__Entries shown__:
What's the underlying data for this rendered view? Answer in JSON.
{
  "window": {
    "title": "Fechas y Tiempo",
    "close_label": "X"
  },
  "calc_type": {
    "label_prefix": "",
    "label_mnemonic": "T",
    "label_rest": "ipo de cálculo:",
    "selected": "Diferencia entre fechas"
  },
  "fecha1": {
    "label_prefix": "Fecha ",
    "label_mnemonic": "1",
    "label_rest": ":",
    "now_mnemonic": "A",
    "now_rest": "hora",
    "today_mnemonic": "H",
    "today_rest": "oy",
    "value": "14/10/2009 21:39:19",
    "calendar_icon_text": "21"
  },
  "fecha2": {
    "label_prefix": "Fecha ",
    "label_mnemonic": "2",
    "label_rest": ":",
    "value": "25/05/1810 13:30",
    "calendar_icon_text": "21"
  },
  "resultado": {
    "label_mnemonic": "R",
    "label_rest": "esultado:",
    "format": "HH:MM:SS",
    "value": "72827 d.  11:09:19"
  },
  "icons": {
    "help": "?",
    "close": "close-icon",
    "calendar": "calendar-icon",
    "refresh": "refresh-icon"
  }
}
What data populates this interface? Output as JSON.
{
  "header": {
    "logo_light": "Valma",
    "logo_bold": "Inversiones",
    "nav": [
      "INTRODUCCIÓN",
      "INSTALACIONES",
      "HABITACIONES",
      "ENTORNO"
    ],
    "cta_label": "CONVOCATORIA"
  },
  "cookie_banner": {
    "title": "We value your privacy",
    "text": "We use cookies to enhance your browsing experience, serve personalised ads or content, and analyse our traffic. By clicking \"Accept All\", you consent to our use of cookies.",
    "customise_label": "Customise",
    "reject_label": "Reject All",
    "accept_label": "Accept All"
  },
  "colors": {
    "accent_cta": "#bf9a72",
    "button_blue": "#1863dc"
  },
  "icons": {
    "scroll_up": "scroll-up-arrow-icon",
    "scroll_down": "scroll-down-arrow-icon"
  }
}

__Short exercise__:
Track down every line holding the string "Accept" and copy it.

__Task solution__:
    "text": "We use cookies to enhance your browsing experience, serve personalised ads or content, and analyse our traffic. By clicking \"Accept All\", you consent to our use of cookies.",
    "accept_label": "Accept All"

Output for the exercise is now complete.